_Task prompt_
Omit the pictures and return every entry exactly as written.

◆ ◆ ◆ ◆

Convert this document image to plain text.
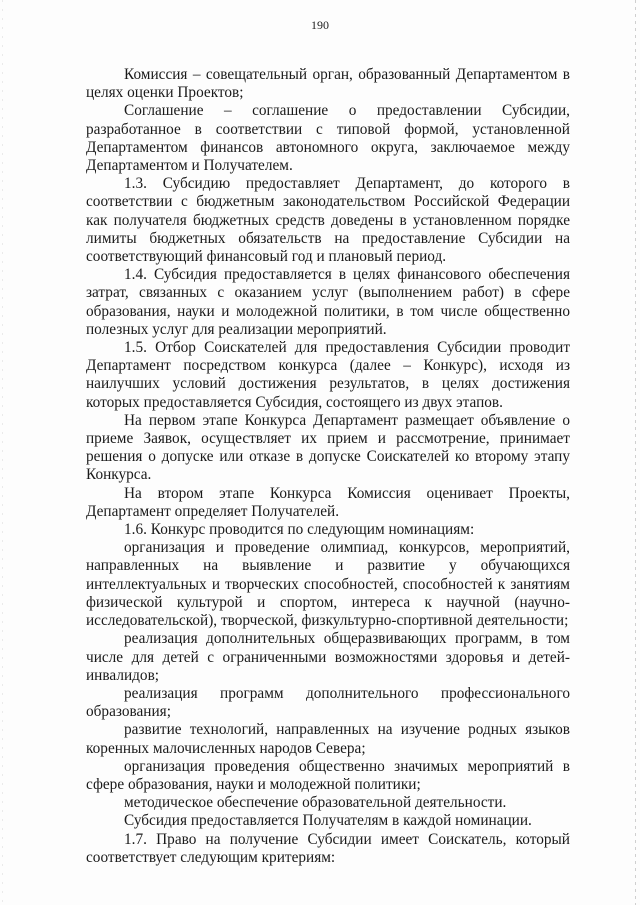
190

Комиссия – совещательный орган, образованный Департаментом в целях оценки Проектов;

Соглашение – соглашение о предоставлении Субсидии, разработанное в соответствии с типовой формой, установленной Департаментом финансов автономного округа, заключаемое между Департаментом и Получателем.

1.3. Субсидию предоставляет Департамент, до которого в соответствии с бюджетным законодательством Российской Федерации как получателя бюджетных средств доведены в установленном порядке лимиты бюджетных обязательств на предоставление Субсидии на соответствующий финансовый год и плановый период.

1.4. Субсидия предоставляется в целях финансового обеспечения затрат, связанных с оказанием услуг (выполнением работ) в сфере образования, науки и молодежной политики, в том числе общественно полезных услуг для реализации мероприятий.

1.5. Отбор Соискателей для предоставления Субсидии проводит Департамент посредством конкурса (далее – Конкурс), исходя из наилучших условий достижения результатов, в целях достижения которых предоставляется Субсидия, состоящего из двух этапов.

На первом этапе Конкурса Департамент размещает объявление о приеме Заявок, осуществляет их прием и рассмотрение, принимает решения о допуске или отказе в допуске Соискателей ко второму этапу Конкурса.

На втором этапе Конкурса Комиссия оценивает Проекты, Департамент определяет Получателей.

1.6. Конкурс проводится по следующим номинациям:

организация и проведение олимпиад, конкурсов, мероприятий, направленных на выявление и развитие у обучающихся интеллектуальных и творческих способностей, способностей к занятиям физической культурой и спортом, интереса к научной (научно-исследовательской), творческой, физкультурно-спортивной деятельности;

реализация дополнительных общеразвивающих программ, в том числе для детей с ограниченными возможностями здоровья и детей-инвалидов;

реализация программ дополнительного профессионального образования;

развитие технологий, направленных на изучение родных языков коренных малочисленных народов Севера;

организация проведения общественно значимых мероприятий в сфере образования, науки и молодежной политики;

методическое обеспечение образовательной деятельности.

Субсидия предоставляется Получателям в каждой номинации.

1.7. Право на получение Субсидии имеет Соискатель, который соответствует следующим критериям:
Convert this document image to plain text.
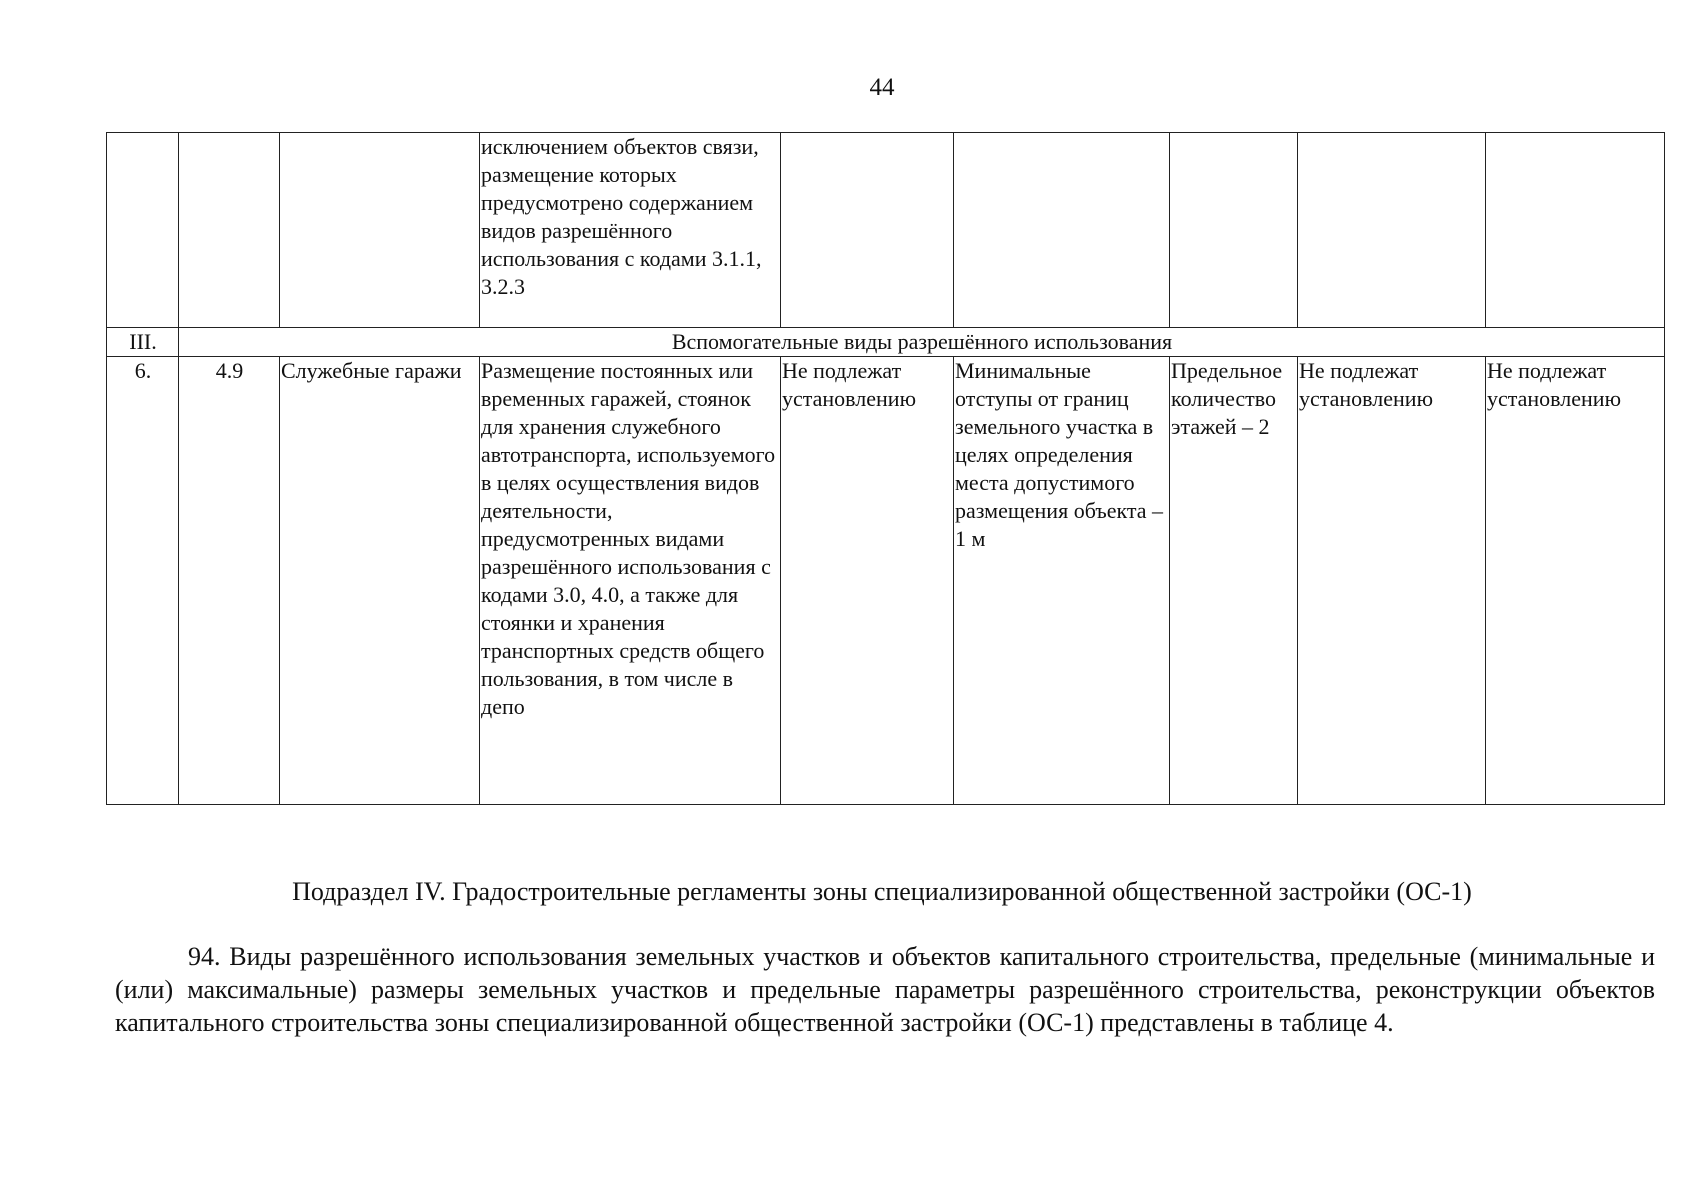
44
			исключением объектов связи, размещение которых предусмотрено содержанием видов разрешённого использования с кодами 3.1.1, 3.2.3					
III.	Вспомогательные виды разрешённого использования							
6.	4.9	Служебные гаражи	Размещение постоянных или временных гаражей, стоянок для хранения служебного автотранспорта, используемого в целях осуществления видов деятельности, предусмотренных видами разрешённого использования с кодами 3.0, 4.0, а также для стоянки и хранения транспортных средств общего пользования, в том числе в депо	Не подлежат установлению	Минимальные отступы от границ земельного участка в целях определения места допустимого размещения объекта – 1 м	Предельное количество этажей – 2	Не подлежат установлению	Не подлежат установлению
Подраздел IV. Градостроительные регламенты зоны специализированной общественной застройки (ОС-1)

94. Виды разрешённого использования земельных участков и объектов капитального строительства, предельные (минимальные и (или) максимальные) размеры земельных участков и предельные параметры разрешённого строительства, реконструкции объектов капитального строительства зоны специализированной общественной застройки (ОС-1) представлены в таблице 4.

◆ ◆ ◆ ◆

_Task solution_
Convert this document image to plain text.
190

Комиссия – совещательный орган, образованный Департаментом в целях оценки Проектов;

Соглашение – соглашение о предоставлении Субсидии, разработанное в соответствии с типовой формой, установленной Департаментом финансов автономного округа, заключаемое между Департаментом и Получателем.

1.3. Субсидию предоставляет Департамент, до которого в соответствии с бюджетным законодательством Российской Федерации как получателя бюджетных средств доведены в установленном порядке лимиты бюджетных обязательств на предоставление Субсидии на соответствующий финансовый год и плановый период.

1.4. Субсидия предоставляется в целях финансового обеспечения затрат, связанных с оказанием услуг (выполнением работ) в сфере образования, науки и молодежной политики, в том числе общественно полезных услуг для реализации мероприятий.

1.5. Отбор Соискателей для предоставления Субсидии проводит Департамент посредством конкурса (далее – Конкурс), исходя из наилучших условий достижения результатов, в целях достижения которых предоставляется Субсидия, состоящего из двух этапов.

На первом этапе Конкурса Департамент размещает объявление о приеме Заявок, осуществляет их прием и рассмотрение, принимает решения о допуске или отказе в допуске Соискателей ко второму этапу Конкурса.

На втором этапе Конкурса Комиссия оценивает Проекты, Департамент определяет Получателей.

1.6. Конкурс проводится по следующим номинациям:

организация и проведение олимпиад, конкурсов, мероприятий, направленных на выявление и развитие у обучающихся интеллектуальных и творческих способностей, способностей к занятиям физической культурой и спортом, интереса к научной (научно-исследовательской), творческой, физкультурно-спортивной деятельности;

реализация дополнительных общеразвивающих программ, в том числе для детей с ограниченными возможностями здоровья и детей-инвалидов;

реализация программ дополнительного профессионального образования;

развитие технологий, направленных на изучение родных языков коренных малочисленных народов Севера;

организация проведения общественно значимых мероприятий в сфере образования, науки и молодежной политики;

методическое обеспечение образовательной деятельности.

Субсидия предоставляется Получателям в каждой номинации.

1.7. Право на получение Субсидии имеет Соискатель, который соответствует следующим критериям:
Convert this document image to plain text.
44
			исключением объектов связи, размещение которых предусмотрено содержанием видов разрешённого использования с кодами 3.1.1, 3.2.3					
III.	Вспомогательные виды разрешённого использования							
6.	4.9	Служебные гаражи	Размещение постоянных или временных гаражей, стоянок для хранения служебного автотранспорта, используемого в целях осуществления видов деятельности, предусмотренных видами разрешённого использования с кодами 3.0, 4.0, а также для стоянки и хранения транспортных средств общего пользования, в том числе в депо	Не подлежат установлению	Минимальные отступы от границ земельного участка в целях определения места допустимого размещения объекта – 1 м	Предельное количество этажей – 2	Не подлежат установлению	Не подлежат установлению
Подраздел IV. Градостроительные регламенты зоны специализированной общественной застройки (ОС-1)

94. Виды разрешённого использования земельных участков и объектов капитального строительства, предельные (минимальные и (или) максимальные) размеры земельных участков и предельные параметры разрешённого строительства, реконструкции объектов капитального строительства зоны специализированной общественной застройки (ОС-1) представлены в таблице 4.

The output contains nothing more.